| Work to complete |
Wherever the word "Your" appears in the entries, copy the whole line.

| Material shown |
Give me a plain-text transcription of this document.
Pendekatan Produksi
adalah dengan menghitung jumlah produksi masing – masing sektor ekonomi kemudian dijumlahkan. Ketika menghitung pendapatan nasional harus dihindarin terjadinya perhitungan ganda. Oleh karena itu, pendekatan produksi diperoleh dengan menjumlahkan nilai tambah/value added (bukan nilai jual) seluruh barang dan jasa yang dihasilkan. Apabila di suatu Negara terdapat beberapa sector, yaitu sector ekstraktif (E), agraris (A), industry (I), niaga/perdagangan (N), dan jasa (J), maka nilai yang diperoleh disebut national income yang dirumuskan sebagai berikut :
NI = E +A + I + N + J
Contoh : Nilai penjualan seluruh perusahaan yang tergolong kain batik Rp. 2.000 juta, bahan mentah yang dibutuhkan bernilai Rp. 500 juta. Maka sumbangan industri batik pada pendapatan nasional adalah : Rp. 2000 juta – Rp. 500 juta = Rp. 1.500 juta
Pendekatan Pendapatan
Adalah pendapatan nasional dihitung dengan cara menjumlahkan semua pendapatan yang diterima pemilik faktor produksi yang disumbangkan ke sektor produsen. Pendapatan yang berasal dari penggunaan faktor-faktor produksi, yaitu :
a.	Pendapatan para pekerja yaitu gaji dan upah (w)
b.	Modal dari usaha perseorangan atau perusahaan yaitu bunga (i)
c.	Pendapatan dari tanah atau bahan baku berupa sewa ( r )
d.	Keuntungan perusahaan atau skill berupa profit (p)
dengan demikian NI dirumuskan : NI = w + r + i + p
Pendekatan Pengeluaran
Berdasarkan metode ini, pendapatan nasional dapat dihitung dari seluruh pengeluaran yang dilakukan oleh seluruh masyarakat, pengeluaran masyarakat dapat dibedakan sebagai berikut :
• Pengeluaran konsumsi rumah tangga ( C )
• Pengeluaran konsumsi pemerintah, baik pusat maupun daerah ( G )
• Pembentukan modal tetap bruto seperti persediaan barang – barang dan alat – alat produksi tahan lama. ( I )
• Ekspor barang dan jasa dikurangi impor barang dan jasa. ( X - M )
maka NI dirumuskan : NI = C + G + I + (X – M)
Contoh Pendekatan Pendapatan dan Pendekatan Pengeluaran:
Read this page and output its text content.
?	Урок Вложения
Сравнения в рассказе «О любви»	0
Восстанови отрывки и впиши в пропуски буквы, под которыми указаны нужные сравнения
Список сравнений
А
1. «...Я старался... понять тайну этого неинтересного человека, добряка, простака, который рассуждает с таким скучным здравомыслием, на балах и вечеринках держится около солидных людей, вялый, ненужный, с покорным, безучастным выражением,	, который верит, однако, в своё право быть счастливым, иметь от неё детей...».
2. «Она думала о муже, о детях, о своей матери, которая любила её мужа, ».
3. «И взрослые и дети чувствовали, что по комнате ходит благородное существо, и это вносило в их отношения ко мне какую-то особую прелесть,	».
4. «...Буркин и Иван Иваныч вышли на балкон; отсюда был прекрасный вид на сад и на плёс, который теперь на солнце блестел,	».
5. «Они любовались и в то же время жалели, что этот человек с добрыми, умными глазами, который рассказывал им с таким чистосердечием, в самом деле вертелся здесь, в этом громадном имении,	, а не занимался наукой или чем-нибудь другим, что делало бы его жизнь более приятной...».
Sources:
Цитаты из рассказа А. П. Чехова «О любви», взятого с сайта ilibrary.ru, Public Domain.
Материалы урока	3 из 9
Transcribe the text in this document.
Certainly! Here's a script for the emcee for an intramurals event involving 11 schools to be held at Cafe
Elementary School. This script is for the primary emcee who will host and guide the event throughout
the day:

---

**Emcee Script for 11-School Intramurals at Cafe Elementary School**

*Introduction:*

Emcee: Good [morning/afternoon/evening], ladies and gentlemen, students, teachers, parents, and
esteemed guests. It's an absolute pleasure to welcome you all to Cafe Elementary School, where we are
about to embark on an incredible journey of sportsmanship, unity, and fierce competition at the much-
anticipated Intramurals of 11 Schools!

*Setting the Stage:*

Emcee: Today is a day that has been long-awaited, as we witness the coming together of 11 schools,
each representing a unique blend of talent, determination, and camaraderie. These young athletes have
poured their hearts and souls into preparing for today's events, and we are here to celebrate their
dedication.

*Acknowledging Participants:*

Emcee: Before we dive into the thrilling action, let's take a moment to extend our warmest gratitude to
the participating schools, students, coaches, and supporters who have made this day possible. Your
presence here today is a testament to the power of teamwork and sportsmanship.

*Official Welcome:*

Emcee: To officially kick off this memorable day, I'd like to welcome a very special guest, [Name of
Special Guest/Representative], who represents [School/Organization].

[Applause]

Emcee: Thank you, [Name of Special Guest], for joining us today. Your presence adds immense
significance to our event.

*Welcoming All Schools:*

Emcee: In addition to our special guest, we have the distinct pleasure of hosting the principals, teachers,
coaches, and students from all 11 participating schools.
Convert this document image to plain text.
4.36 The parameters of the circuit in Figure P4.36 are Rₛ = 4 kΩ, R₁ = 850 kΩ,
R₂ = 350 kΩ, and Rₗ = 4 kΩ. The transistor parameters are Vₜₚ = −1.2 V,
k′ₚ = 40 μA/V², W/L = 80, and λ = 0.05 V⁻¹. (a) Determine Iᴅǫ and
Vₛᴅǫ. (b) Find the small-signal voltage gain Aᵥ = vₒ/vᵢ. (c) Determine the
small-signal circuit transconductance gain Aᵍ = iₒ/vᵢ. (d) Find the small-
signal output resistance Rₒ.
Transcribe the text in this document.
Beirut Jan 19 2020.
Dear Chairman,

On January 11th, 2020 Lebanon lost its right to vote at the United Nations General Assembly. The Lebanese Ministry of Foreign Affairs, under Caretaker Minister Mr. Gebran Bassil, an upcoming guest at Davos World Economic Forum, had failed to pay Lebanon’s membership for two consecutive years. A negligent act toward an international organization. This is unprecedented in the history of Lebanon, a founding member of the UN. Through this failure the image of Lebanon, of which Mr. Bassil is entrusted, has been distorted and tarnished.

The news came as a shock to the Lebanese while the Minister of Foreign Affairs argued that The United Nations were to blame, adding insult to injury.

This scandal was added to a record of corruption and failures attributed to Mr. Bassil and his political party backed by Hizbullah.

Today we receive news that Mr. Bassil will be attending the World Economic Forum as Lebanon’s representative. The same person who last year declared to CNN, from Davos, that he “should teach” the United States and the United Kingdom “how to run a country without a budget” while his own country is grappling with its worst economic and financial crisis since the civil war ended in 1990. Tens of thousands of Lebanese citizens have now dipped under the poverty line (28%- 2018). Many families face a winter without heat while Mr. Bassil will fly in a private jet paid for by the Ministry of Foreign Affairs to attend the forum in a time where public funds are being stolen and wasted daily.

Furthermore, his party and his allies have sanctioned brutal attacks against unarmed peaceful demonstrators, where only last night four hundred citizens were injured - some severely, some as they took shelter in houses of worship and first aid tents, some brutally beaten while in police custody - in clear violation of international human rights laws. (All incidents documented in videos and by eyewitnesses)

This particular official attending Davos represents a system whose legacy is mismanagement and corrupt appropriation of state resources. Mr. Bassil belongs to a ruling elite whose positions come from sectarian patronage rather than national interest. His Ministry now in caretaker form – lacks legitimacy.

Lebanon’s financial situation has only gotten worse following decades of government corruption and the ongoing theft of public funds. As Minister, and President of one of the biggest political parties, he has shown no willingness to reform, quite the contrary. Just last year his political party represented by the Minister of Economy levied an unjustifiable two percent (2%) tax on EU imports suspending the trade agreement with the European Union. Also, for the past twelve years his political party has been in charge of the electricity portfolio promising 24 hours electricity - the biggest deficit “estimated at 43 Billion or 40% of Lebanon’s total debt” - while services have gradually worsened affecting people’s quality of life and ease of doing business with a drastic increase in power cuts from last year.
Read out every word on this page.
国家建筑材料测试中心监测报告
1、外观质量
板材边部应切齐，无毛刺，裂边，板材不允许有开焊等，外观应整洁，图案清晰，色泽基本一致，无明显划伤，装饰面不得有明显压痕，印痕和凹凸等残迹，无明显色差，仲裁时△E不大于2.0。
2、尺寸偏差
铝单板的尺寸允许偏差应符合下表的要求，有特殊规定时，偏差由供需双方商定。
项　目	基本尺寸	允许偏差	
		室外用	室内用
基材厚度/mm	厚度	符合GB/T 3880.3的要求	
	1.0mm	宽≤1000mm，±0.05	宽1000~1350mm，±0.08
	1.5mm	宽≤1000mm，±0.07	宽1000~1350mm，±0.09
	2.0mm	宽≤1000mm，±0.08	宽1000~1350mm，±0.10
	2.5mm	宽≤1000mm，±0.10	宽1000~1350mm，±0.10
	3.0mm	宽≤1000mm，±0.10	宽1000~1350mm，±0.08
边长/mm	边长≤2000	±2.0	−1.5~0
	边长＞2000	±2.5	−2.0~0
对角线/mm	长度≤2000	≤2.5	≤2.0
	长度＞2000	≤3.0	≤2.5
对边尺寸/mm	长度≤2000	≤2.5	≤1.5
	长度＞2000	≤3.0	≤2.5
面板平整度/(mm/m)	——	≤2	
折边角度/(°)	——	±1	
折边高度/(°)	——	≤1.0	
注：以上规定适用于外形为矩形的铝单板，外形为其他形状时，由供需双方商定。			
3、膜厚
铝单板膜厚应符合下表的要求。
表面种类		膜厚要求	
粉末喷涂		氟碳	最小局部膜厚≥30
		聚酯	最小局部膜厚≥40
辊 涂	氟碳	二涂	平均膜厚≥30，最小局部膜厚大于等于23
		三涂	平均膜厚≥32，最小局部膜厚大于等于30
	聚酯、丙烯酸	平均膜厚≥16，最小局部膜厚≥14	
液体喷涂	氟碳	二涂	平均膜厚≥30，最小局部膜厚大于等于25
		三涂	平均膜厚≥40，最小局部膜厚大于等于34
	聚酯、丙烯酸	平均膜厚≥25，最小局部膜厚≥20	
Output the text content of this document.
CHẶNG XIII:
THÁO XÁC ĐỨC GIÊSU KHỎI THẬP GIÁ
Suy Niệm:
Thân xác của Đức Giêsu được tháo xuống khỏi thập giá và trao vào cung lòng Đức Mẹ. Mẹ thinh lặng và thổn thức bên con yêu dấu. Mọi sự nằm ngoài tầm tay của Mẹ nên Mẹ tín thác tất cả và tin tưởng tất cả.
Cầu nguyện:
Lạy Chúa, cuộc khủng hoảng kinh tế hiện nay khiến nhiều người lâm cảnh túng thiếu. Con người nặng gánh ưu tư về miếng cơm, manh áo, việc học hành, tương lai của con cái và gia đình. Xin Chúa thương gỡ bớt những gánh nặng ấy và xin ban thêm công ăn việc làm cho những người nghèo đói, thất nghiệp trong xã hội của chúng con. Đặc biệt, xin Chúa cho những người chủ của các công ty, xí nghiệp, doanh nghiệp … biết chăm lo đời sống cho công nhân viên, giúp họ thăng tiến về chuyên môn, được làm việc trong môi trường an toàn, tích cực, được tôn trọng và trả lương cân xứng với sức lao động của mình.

| Full answer |
the participating schools, students, coaches, and supporters who have made this day possible. Your
Emcee: Thank you, [Name of Special Guest], for joining us today. Your presence adds immense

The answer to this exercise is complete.